§ Exercise data:
• • •

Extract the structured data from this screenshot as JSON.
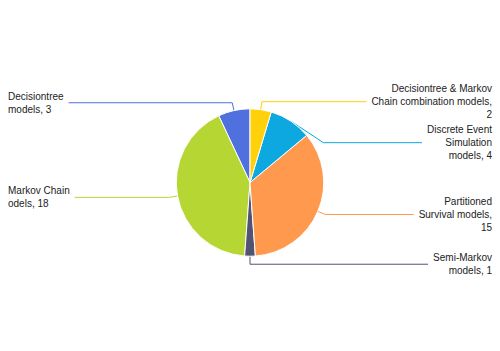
{
  "chart_data": {
    "type": "pie",
    "categories": [
      "Decisiontree\nmodels, 3",
      "Markov Chain\nodels, 18",
      "Semi-Markov\nmodels, 1",
      "Partitioned\nSurvival models,\n15",
      "Discrete Event\nSimulation\nmodels, 4",
      "Decisiontree & Markov\nChain combination models,\n2"
    ],
    "values": [
      3,
      18,
      1,
      15,
      4,
      2
    ]
  }
}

• • •

§ The exercise:
Pictures appear in the records above. Output everything except them, exactly.

§ Answer to the problem:
Extract the structured data from this screenshot as JSON.
{
  "chart_data": {
    "type": "pie",
    "categories": [
      "Decisiontree\nmodels, 3",
      "Markov Chain\nodels, 18",
      "Semi-Markov\nmodels, 1",
      "Partitioned\nSurvival models,\n15",
      "Discrete Event\nSimulation\nmodels, 4",
      "Decisiontree & Markov\nChain combination models,\n2"
    ],
    "values": [
      3,
      18,
      1,
      15,
      4,
      2
    ]
  }
}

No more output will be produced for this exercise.